[RECORDS SHOWN]:
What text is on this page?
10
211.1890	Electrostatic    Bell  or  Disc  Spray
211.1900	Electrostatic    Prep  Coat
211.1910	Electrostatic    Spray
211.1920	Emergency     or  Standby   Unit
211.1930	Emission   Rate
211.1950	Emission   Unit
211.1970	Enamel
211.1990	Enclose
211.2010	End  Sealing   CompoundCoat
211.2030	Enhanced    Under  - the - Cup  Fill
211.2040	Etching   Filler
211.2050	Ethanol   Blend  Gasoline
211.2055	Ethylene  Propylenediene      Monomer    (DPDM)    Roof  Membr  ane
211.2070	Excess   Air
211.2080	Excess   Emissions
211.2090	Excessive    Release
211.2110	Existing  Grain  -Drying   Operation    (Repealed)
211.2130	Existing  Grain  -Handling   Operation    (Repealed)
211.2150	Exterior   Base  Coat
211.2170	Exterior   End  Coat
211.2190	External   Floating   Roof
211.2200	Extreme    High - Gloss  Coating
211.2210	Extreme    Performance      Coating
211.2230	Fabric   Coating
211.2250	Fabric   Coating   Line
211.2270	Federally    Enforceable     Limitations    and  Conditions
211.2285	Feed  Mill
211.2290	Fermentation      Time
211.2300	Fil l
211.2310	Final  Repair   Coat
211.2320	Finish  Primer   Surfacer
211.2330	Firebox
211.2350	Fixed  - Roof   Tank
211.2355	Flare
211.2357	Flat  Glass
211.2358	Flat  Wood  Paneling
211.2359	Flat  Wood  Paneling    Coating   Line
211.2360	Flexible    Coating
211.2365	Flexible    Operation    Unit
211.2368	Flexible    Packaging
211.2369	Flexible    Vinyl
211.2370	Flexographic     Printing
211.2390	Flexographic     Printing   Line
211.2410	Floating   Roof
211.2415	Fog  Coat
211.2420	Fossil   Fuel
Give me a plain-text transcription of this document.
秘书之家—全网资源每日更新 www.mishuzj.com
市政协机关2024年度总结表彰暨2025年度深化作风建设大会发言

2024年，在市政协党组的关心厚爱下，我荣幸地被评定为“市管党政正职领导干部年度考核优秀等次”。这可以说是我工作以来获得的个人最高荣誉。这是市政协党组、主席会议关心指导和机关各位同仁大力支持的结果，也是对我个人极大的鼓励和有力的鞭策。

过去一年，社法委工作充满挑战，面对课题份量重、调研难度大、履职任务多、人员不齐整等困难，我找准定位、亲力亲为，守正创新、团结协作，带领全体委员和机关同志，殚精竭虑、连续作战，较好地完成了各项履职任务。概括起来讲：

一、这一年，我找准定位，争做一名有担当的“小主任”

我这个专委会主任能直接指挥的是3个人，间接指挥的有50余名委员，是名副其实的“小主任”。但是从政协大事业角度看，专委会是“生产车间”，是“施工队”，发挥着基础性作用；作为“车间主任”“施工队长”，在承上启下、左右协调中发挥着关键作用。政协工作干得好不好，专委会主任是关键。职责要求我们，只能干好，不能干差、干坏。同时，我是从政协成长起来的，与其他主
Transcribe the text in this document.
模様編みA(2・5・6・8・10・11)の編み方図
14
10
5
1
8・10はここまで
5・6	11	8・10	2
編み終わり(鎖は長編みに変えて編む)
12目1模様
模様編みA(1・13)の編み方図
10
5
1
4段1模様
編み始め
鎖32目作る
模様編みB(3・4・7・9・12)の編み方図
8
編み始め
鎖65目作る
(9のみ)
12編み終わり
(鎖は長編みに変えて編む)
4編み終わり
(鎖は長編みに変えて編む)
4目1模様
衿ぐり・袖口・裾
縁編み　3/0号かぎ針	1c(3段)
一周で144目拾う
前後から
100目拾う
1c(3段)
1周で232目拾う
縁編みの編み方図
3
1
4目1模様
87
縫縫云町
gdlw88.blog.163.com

[WHAT IS NEEDED]: Repeat each record exactly. Omit nothing.

[FINISHED EXERCISE]:
What text is on this page?
10
211.1890	Electrostatic    Bell  or  Disc  Spray
211.1900	Electrostatic    Prep  Coat
211.1910	Electrostatic    Spray
211.1920	Emergency     or  Standby   Unit
211.1930	Emission   Rate
211.1950	Emission   Unit
211.1970	Enamel
211.1990	Enclose
211.2010	End  Sealing   CompoundCoat
211.2030	Enhanced    Under  - the - Cup  Fill
211.2040	Etching   Filler
211.2050	Ethanol   Blend  Gasoline
211.2055	Ethylene  Propylenediene      Monomer    (DPDM)    Roof  Membr  ane
211.2070	Excess   Air
211.2080	Excess   Emissions
211.2090	Excessive    Release
211.2110	Existing  Grain  -Drying   Operation    (Repealed)
211.2130	Existing  Grain  -Handling   Operation    (Repealed)
211.2150	Exterior   Base  Coat
211.2170	Exterior   End  Coat
211.2190	External   Floating   Roof
211.2200	Extreme    High - Gloss  Coating
211.2210	Extreme    Performance      Coating
211.2230	Fabric   Coating
211.2250	Fabric   Coating   Line
211.2270	Federally    Enforceable     Limitations    and  Conditions
211.2285	Feed  Mill
211.2290	Fermentation      Time
211.2300	Fil l
211.2310	Final  Repair   Coat
211.2320	Finish  Primer   Surfacer
211.2330	Firebox
211.2350	Fixed  - Roof   Tank
211.2355	Flare
211.2357	Flat  Glass
211.2358	Flat  Wood  Paneling
211.2359	Flat  Wood  Paneling    Coating   Line
211.2360	Flexible    Coating
211.2365	Flexible    Operation    Unit
211.2368	Flexible    Packaging
211.2369	Flexible    Vinyl
211.2370	Flexographic     Printing
211.2390	Flexographic     Printing   Line
211.2410	Floating   Roof
211.2415	Fog  Coat
211.2420	Fossil   Fuel
Give me a plain-text transcription of this document.
秘书之家—全网资源每日更新 www.mishuzj.com
市政协机关2024年度总结表彰暨2025年度深化作风建设大会发言

2024年，在市政协党组的关心厚爱下，我荣幸地被评定为“市管党政正职领导干部年度考核优秀等次”。这可以说是我工作以来获得的个人最高荣誉。这是市政协党组、主席会议关心指导和机关各位同仁大力支持的结果，也是对我个人极大的鼓励和有力的鞭策。

过去一年，社法委工作充满挑战，面对课题份量重、调研难度大、履职任务多、人员不齐整等困难，我找准定位、亲力亲为，守正创新、团结协作，带领全体委员和机关同志，殚精竭虑、连续作战，较好地完成了各项履职任务。概括起来讲：

一、这一年，我找准定位，争做一名有担当的“小主任”

我这个专委会主任能直接指挥的是3个人，间接指挥的有50余名委员，是名副其实的“小主任”。但是从政协大事业角度看，专委会是“生产车间”，是“施工队”，发挥着基础性作用；作为“车间主任”“施工队长”，在承上启下、左右协调中发挥着关键作用。政协工作干得好不好，专委会主任是关键。职责要求我们，只能干好，不能干差、干坏。同时，我是从政协成长起来的，与其他主
Transcribe the text in this document.
模様編みA(2・5・6・8・10・11)の編み方図
14
10
5
1
8・10はここまで
5・6	11	8・10	2
編み終わり(鎖は長編みに変えて編む)
12目1模様
模様編みA(1・13)の編み方図
10
5
1
4段1模様
編み始め
鎖32目作る
模様編みB(3・4・7・9・12)の編み方図
8
編み始め
鎖65目作る
(9のみ)
12編み終わり
(鎖は長編みに変えて編む)
4編み終わり
(鎖は長編みに変えて編む)
4目1模様
衿ぐり・袖口・裾
縁編み　3/0号かぎ針	1c(3段)
一周で144目拾う
前後から
100目拾う
1c(3段)
1周で232目拾う
縁編みの編み方図
3
1
4目1模様
87
縫縫云町
gdlw88.blog.163.com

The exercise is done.